*Task to carry out:* Pictures stay out of the copy; restate everything else in the material exactly.

*Records to use:*

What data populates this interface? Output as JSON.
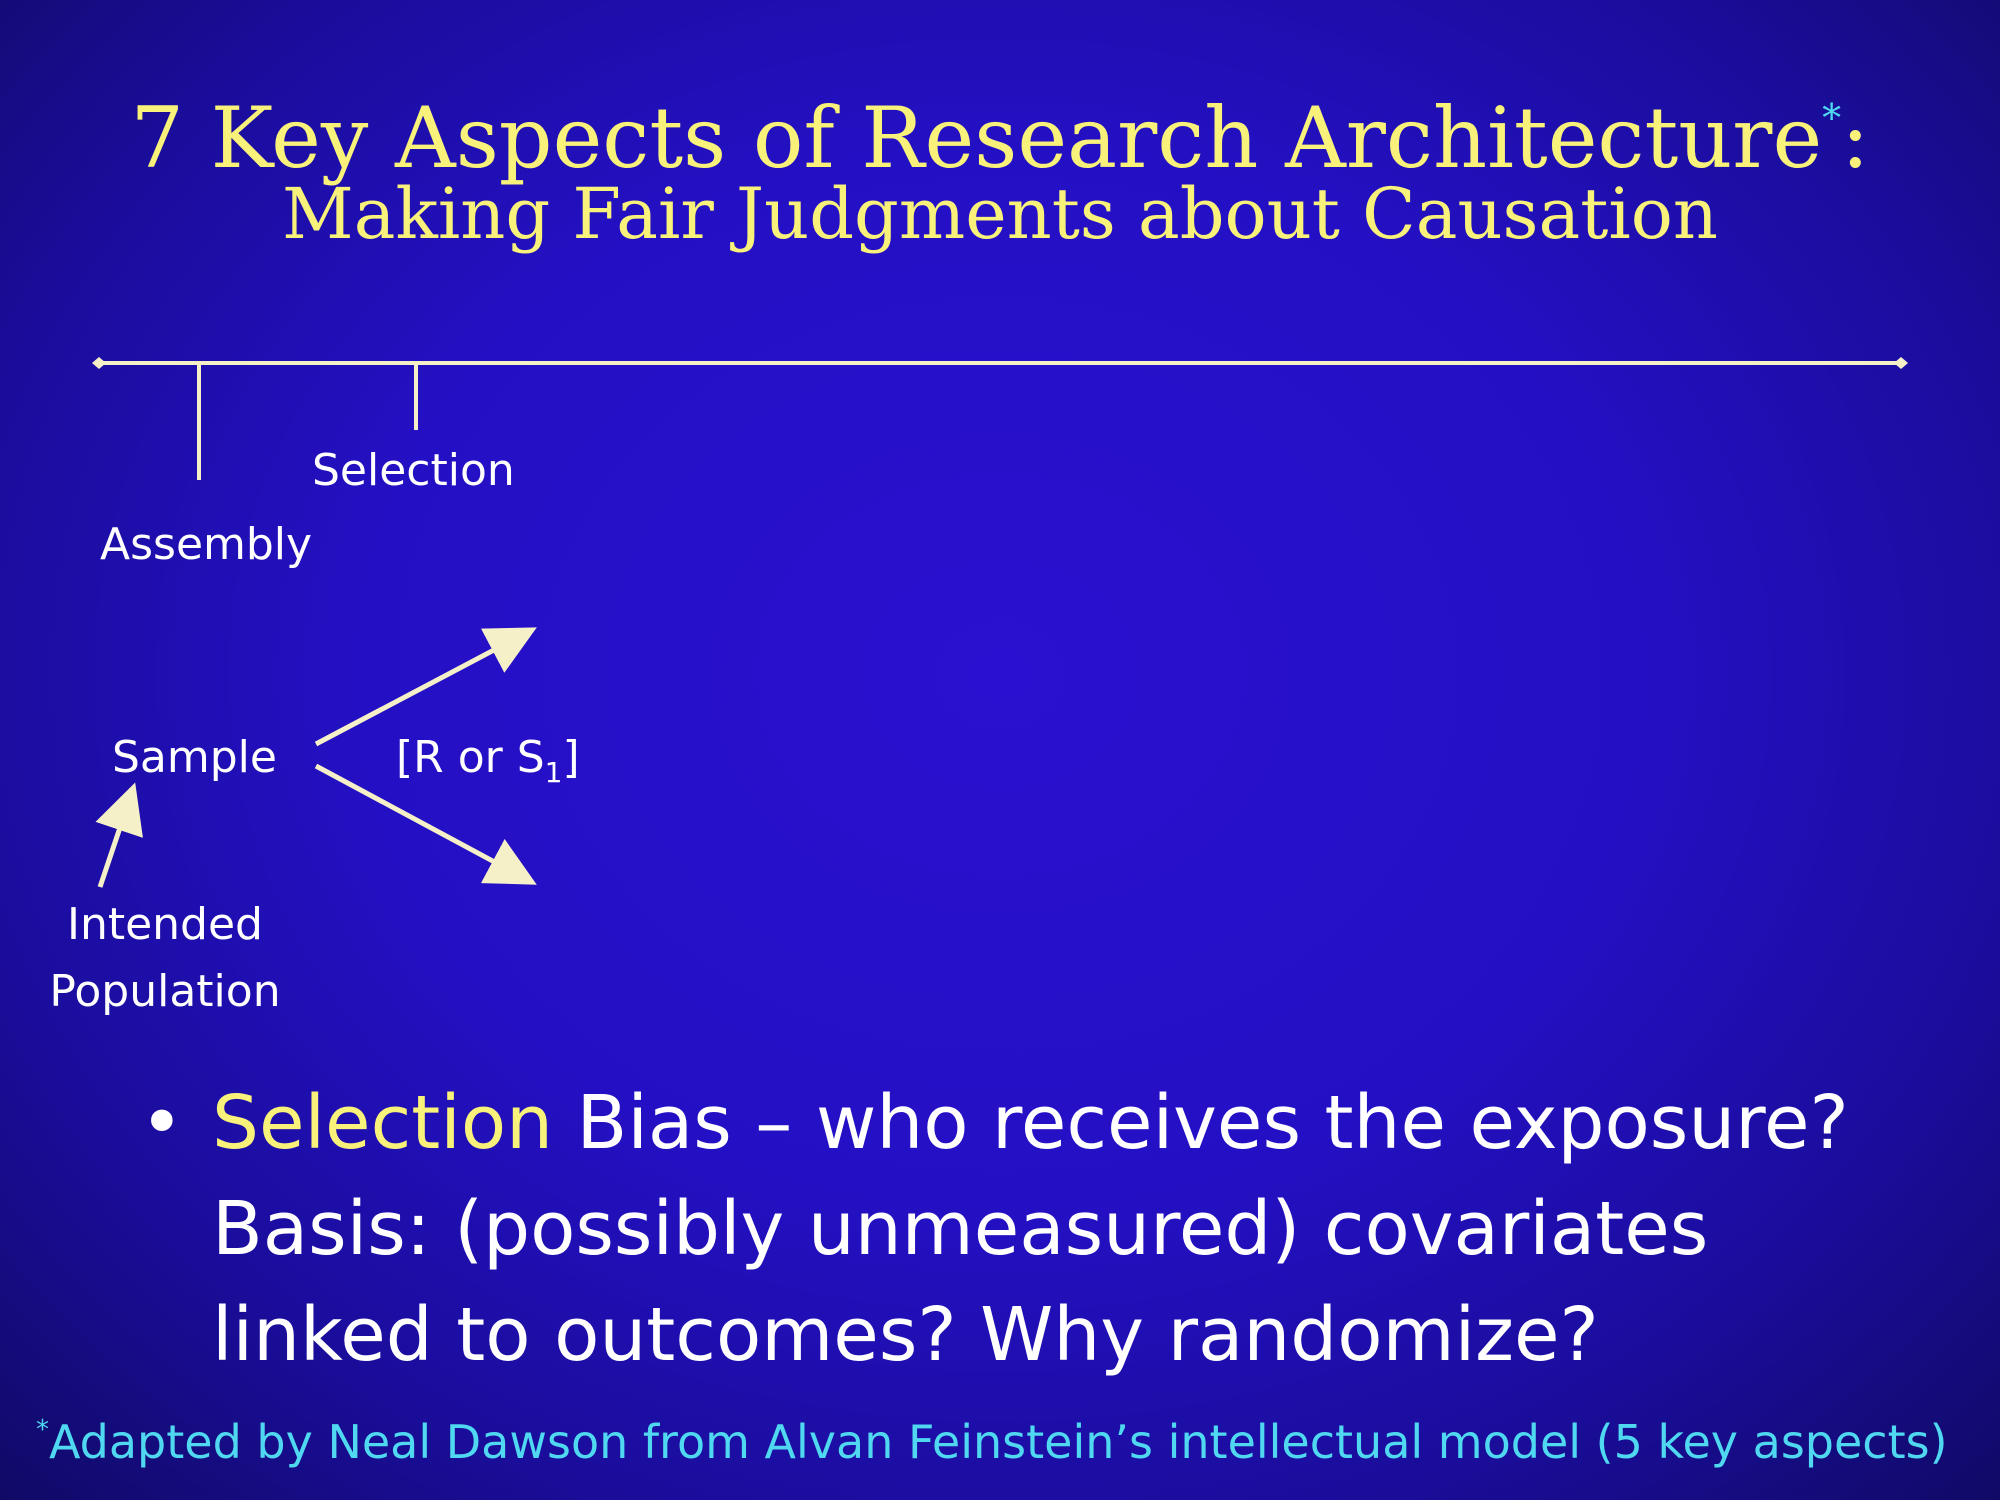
{
  "title": {
    "line1": "7 Key Aspects of Research Architecture",
    "line1_asterisk": "*",
    "line1_colon": ":",
    "line2": "Making Fair Judgments about Causation"
  },
  "diagram": {
    "selection_label": "Selection",
    "assembly_label": "Assembly",
    "sample_label": "Sample",
    "allocation_label": "[R or S",
    "allocation_subscript": "1",
    "allocation_close": "]",
    "intended_label": "Intended",
    "population_label": "Population"
  },
  "bullet": {
    "symbol": "•",
    "highlight": "Selection",
    "line1_rest": " Bias – who receives the exposure?",
    "line2": "Basis: (possibly unmeasured) covariates",
    "line3": "linked to outcomes?  Why randomize?"
  },
  "footnote": {
    "asterisk": "*",
    "text": "Adapted by Neal Dawson from Alvan Feinstein’s intellectual model (5 key aspects)"
  },
  "colors": {
    "title_yellow": "#f8f27a",
    "footnote_cyan": "#4fd8f0",
    "line_color": "#f5f0c8",
    "background_blue": "#2410c4"
  }
}
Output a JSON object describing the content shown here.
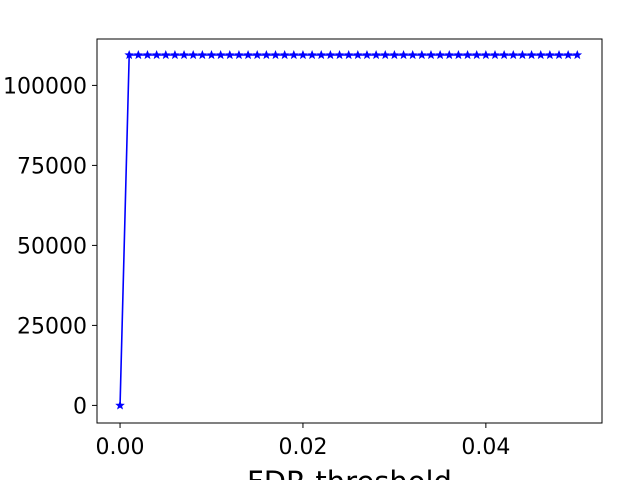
{
  "chart_data": {
    "type": "line",
    "title": "",
    "xlabel": "FDR threshold",
    "ylabel": "",
    "xlim": [
      -0.00252,
      0.0527
    ],
    "ylim": [
      -5500,
      114500
    ],
    "x_ticks": [
      0.0,
      0.02,
      0.04
    ],
    "x_tick_labels": [
      "0.00",
      "0.02",
      "0.04"
    ],
    "y_ticks": [
      0,
      25000,
      50000,
      75000,
      100000
    ],
    "y_tick_labels": [
      "0",
      "25000",
      "50000",
      "75000",
      "100000"
    ],
    "grid": false,
    "legend": "none",
    "series": [
      {
        "color": "#0000ff",
        "marker": "star",
        "x": [
          0.0,
          0.001,
          0.002,
          0.003,
          0.004,
          0.005,
          0.006,
          0.007,
          0.008,
          0.009,
          0.01,
          0.011,
          0.012,
          0.013,
          0.014,
          0.015,
          0.016,
          0.017,
          0.018,
          0.019,
          0.02,
          0.021,
          0.022,
          0.023,
          0.024,
          0.025,
          0.026,
          0.027,
          0.028,
          0.029,
          0.03,
          0.031,
          0.032,
          0.033,
          0.034,
          0.035,
          0.036,
          0.037,
          0.038,
          0.039,
          0.04,
          0.041,
          0.042,
          0.043,
          0.044,
          0.045,
          0.046,
          0.047,
          0.048,
          0.049,
          0.05
        ],
        "y": [
          0,
          109500,
          109500,
          109500,
          109500,
          109500,
          109500,
          109500,
          109500,
          109500,
          109500,
          109500,
          109500,
          109500,
          109500,
          109500,
          109500,
          109500,
          109500,
          109500,
          109500,
          109500,
          109500,
          109500,
          109500,
          109500,
          109500,
          109500,
          109500,
          109500,
          109500,
          109500,
          109500,
          109500,
          109500,
          109500,
          109500,
          109500,
          109500,
          109500,
          109500,
          109500,
          109500,
          109500,
          109500,
          109500,
          109500,
          109500,
          109500,
          109500,
          109500
        ]
      }
    ]
  }
}
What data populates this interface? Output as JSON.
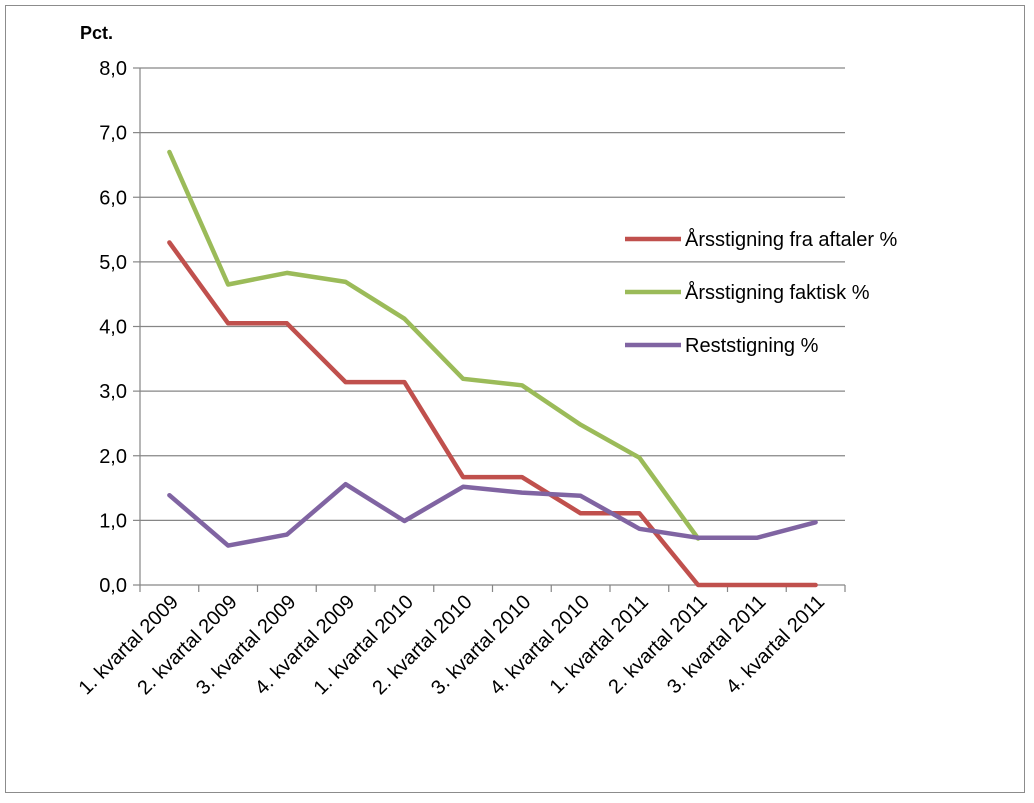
{
  "chart_data": {
    "type": "line",
    "unit_label": "Pct.",
    "categories": [
      "1. kvartal 2009",
      "2. kvartal 2009",
      "3. kvartal 2009",
      "4. kvartal 2009",
      "1. kvartal 2010",
      "2. kvartal 2010",
      "3. kvartal 2010",
      "4. kvartal 2010",
      "1. kvartal 2011",
      "2. kvartal 2011",
      "3. kvartal 2011",
      "4. kvartal 2011"
    ],
    "y_ticks": [
      "0,0",
      "1,0",
      "2,0",
      "3,0",
      "4,0",
      "5,0",
      "6,0",
      "7,0",
      "8,0"
    ],
    "ylim": [
      0,
      8
    ],
    "grid": true,
    "legend_position": "right",
    "series": [
      {
        "name": "Årsstigning fra aftaler %",
        "color": "#C0504D",
        "values": [
          5.3,
          4.05,
          4.05,
          3.14,
          3.14,
          1.67,
          1.67,
          1.11,
          1.11,
          0.0,
          0.0,
          0.0
        ]
      },
      {
        "name": "Årsstigning faktisk %",
        "color": "#9BBB59",
        "values": [
          6.7,
          4.65,
          4.83,
          4.69,
          4.12,
          3.19,
          3.09,
          2.48,
          1.97,
          0.72,
          null,
          null
        ]
      },
      {
        "name": "Reststigning %",
        "color": "#8064A2",
        "values": [
          1.39,
          0.61,
          0.78,
          1.56,
          0.99,
          1.52,
          1.43,
          1.38,
          0.87,
          0.73,
          0.73,
          0.97
        ]
      }
    ]
  }
}
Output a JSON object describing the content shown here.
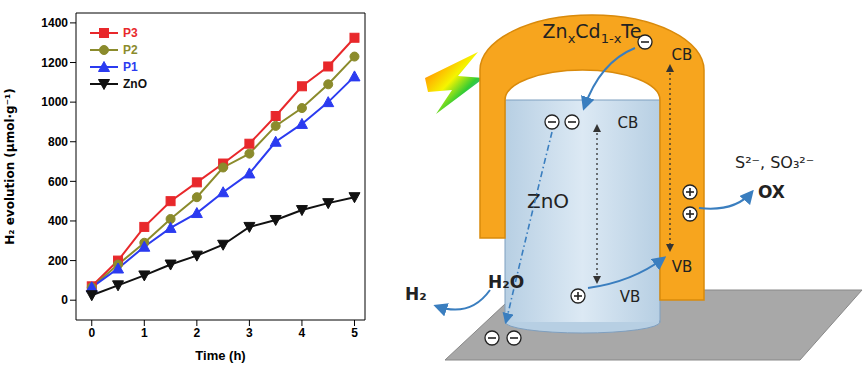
{
  "chart_data": {
    "type": "line",
    "x": [
      0,
      0.5,
      1,
      1.5,
      2,
      2.5,
      3,
      3.5,
      4,
      4.5,
      5
    ],
    "series": [
      {
        "name": "P3",
        "color": "#e8282b",
        "marker": "square",
        "values": [
          70,
          200,
          370,
          500,
          595,
          690,
          790,
          930,
          1080,
          1180,
          1325
        ]
      },
      {
        "name": "P2",
        "color": "#8b8b2c",
        "marker": "circle",
        "values": [
          65,
          180,
          290,
          410,
          520,
          670,
          740,
          880,
          970,
          1090,
          1230
        ]
      },
      {
        "name": "P1",
        "color": "#2b3bf0",
        "marker": "triangle",
        "values": [
          65,
          160,
          270,
          365,
          440,
          545,
          640,
          800,
          890,
          1000,
          1130
        ]
      },
      {
        "name": "ZnO",
        "color": "#111111",
        "marker": "triangle-down",
        "values": [
          25,
          75,
          125,
          180,
          225,
          280,
          370,
          405,
          455,
          490,
          520
        ]
      }
    ],
    "x_label": "Time (h)",
    "y_label": "H₂ evolution (μmol·g⁻¹)",
    "xlim": [
      -0.3,
      5.2
    ],
    "xticks": [
      0,
      1,
      2,
      3,
      4,
      5
    ],
    "ylim": [
      -100,
      1450
    ],
    "yticks": [
      0,
      200,
      400,
      600,
      800,
      1000,
      1200,
      1400
    ],
    "legend": "upper left",
    "grid": false
  },
  "diagram": {
    "shell": [
      {
        "text": "Zn"
      },
      {
        "text": "x",
        "sub": true
      },
      {
        "text": "Cd"
      },
      {
        "text": "1-x",
        "sub": true
      },
      {
        "text": "Te"
      }
    ],
    "shell_cb": "CB",
    "shell_vb": "VB",
    "core": "ZnO",
    "core_cb": "CB",
    "core_vb": "VB",
    "sacrificial": "S²⁻, SO₃²⁻",
    "oxidation": "OX",
    "product": "H₂",
    "reactant": "H₂O"
  }
}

*Solution for this task:*
What data populates this interface? Output as JSON.
{
  "title": {
    "line1": "7 Key Aspects of Research Architecture",
    "line1_asterisk": "*",
    "line1_colon": ":",
    "line2": "Making Fair Judgments about Causation"
  },
  "diagram": {
    "selection_label": "Selection",
    "assembly_label": "Assembly",
    "sample_label": "Sample",
    "allocation_label": "[R or S",
    "allocation_subscript": "1",
    "allocation_close": "]",
    "intended_label": "Intended",
    "population_label": "Population"
  },
  "bullet": {
    "symbol": "•",
    "highlight": "Selection",
    "line1_rest": " Bias – who receives the exposure?",
    "line2": "Basis: (possibly unmeasured) covariates",
    "line3": "linked to outcomes?  Why randomize?"
  },
  "footnote": {
    "asterisk": "*",
    "text": "Adapted by Neal Dawson from Alvan Feinstein’s intellectual model (5 key aspects)"
  },
  "colors": {
    "title_yellow": "#f8f27a",
    "footnote_cyan": "#4fd8f0",
    "line_color": "#f5f0c8",
    "background_blue": "#2410c4"
  }
}
Output a JSON object describing the content shown here.
{
  "chart_data": {
    "type": "line",
    "title": "",
    "xlabel": "FDR threshold",
    "ylabel": "",
    "xlim": [
      -0.00252,
      0.0527
    ],
    "ylim": [
      -5500,
      114500
    ],
    "x_ticks": [
      0.0,
      0.02,
      0.04
    ],
    "x_tick_labels": [
      "0.00",
      "0.02",
      "0.04"
    ],
    "y_ticks": [
      0,
      25000,
      50000,
      75000,
      100000
    ],
    "y_tick_labels": [
      "0",
      "25000",
      "50000",
      "75000",
      "100000"
    ],
    "grid": false,
    "legend": "none",
    "series": [
      {
        "color": "#0000ff",
        "marker": "star",
        "x": [
          0.0,
          0.001,
          0.002,
          0.003,
          0.004,
          0.005,
          0.006,
          0.007,
          0.008,
          0.009,
          0.01,
          0.011,
          0.012,
          0.013,
          0.014,
          0.015,
          0.016,
          0.017,
          0.018,
          0.019,
          0.02,
          0.021,
          0.022,
          0.023,
          0.024,
          0.025,
          0.026,
          0.027,
          0.028,
          0.029,
          0.03,
          0.031,
          0.032,
          0.033,
          0.034,
          0.035,
          0.036,
          0.037,
          0.038,
          0.039,
          0.04,
          0.041,
          0.042,
          0.043,
          0.044,
          0.045,
          0.046,
          0.047,
          0.048,
          0.049,
          0.05
        ],
        "y": [
          0,
          109500,
          109500,
          109500,
          109500,
          109500,
          109500,
          109500,
          109500,
          109500,
          109500,
          109500,
          109500,
          109500,
          109500,
          109500,
          109500,
          109500,
          109500,
          109500,
          109500,
          109500,
          109500,
          109500,
          109500,
          109500,
          109500,
          109500,
          109500,
          109500,
          109500,
          109500,
          109500,
          109500,
          109500,
          109500,
          109500,
          109500,
          109500,
          109500,
          109500,
          109500,
          109500,
          109500,
          109500,
          109500,
          109500,
          109500,
          109500,
          109500,
          109500
        ]
      }
    ]
  }
}
What data populates this interface? Output as JSON.
{
  "chart_data": {
    "type": "line",
    "unit_label": "Pct.",
    "categories": [
      "1. kvartal 2009",
      "2. kvartal 2009",
      "3. kvartal 2009",
      "4. kvartal 2009",
      "1. kvartal 2010",
      "2. kvartal 2010",
      "3. kvartal 2010",
      "4. kvartal 2010",
      "1. kvartal 2011",
      "2. kvartal 2011",
      "3. kvartal 2011",
      "4. kvartal 2011"
    ],
    "y_ticks": [
      "0,0",
      "1,0",
      "2,0",
      "3,0",
      "4,0",
      "5,0",
      "6,0",
      "7,0",
      "8,0"
    ],
    "ylim": [
      0,
      8
    ],
    "grid": true,
    "legend_position": "right",
    "series": [
      {
        "name": "Årsstigning fra aftaler %",
        "color": "#C0504D",
        "values": [
          5.3,
          4.05,
          4.05,
          3.14,
          3.14,
          1.67,
          1.67,
          1.11,
          1.11,
          0.0,
          0.0,
          0.0
        ]
      },
      {
        "name": "Årsstigning faktisk %",
        "color": "#9BBB59",
        "values": [
          6.7,
          4.65,
          4.83,
          4.69,
          4.12,
          3.19,
          3.09,
          2.48,
          1.97,
          0.72,
          null,
          null
        ]
      },
      {
        "name": "Reststigning %",
        "color": "#8064A2",
        "values": [
          1.39,
          0.61,
          0.78,
          1.56,
          0.99,
          1.52,
          1.43,
          1.38,
          0.87,
          0.73,
          0.73,
          0.97
        ]
      }
    ]
  }
}
Output a JSON object describing the content shown here.
{
  "chart_data": {
    "type": "line",
    "x": [
      0,
      0.5,
      1,
      1.5,
      2,
      2.5,
      3,
      3.5,
      4,
      4.5,
      5
    ],
    "series": [
      {
        "name": "P3",
        "color": "#e8282b",
        "marker": "square",
        "values": [
          70,
          200,
          370,
          500,
          595,
          690,
          790,
          930,
          1080,
          1180,
          1325
        ]
      },
      {
        "name": "P2",
        "color": "#8b8b2c",
        "marker": "circle",
        "values": [
          65,
          180,
          290,
          410,
          520,
          670,
          740,
          880,
          970,
          1090,
          1230
        ]
      },
      {
        "name": "P1",
        "color": "#2b3bf0",
        "marker": "triangle",
        "values": [
          65,
          160,
          270,
          365,
          440,
          545,
          640,
          800,
          890,
          1000,
          1130
        ]
      },
      {
        "name": "ZnO",
        "color": "#111111",
        "marker": "triangle-down",
        "values": [
          25,
          75,
          125,
          180,
          225,
          280,
          370,
          405,
          455,
          490,
          520
        ]
      }
    ],
    "x_label": "Time (h)",
    "y_label": "H₂ evolution (μmol·g⁻¹)",
    "xlim": [
      -0.3,
      5.2
    ],
    "xticks": [
      0,
      1,
      2,
      3,
      4,
      5
    ],
    "ylim": [
      -100,
      1450
    ],
    "yticks": [
      0,
      200,
      400,
      600,
      800,
      1000,
      1200,
      1400
    ],
    "legend": "upper left",
    "grid": false
  },
  "diagram": {
    "shell": [
      {
        "text": "Zn"
      },
      {
        "text": "x",
        "sub": true
      },
      {
        "text": "Cd"
      },
      {
        "text": "1-x",
        "sub": true
      },
      {
        "text": "Te"
      }
    ],
    "shell_cb": "CB",
    "shell_vb": "VB",
    "core": "ZnO",
    "core_cb": "CB",
    "core_vb": "VB",
    "sacrificial": "S²⁻, SO₃²⁻",
    "oxidation": "OX",
    "product": "H₂",
    "reactant": "H₂O"
  }
}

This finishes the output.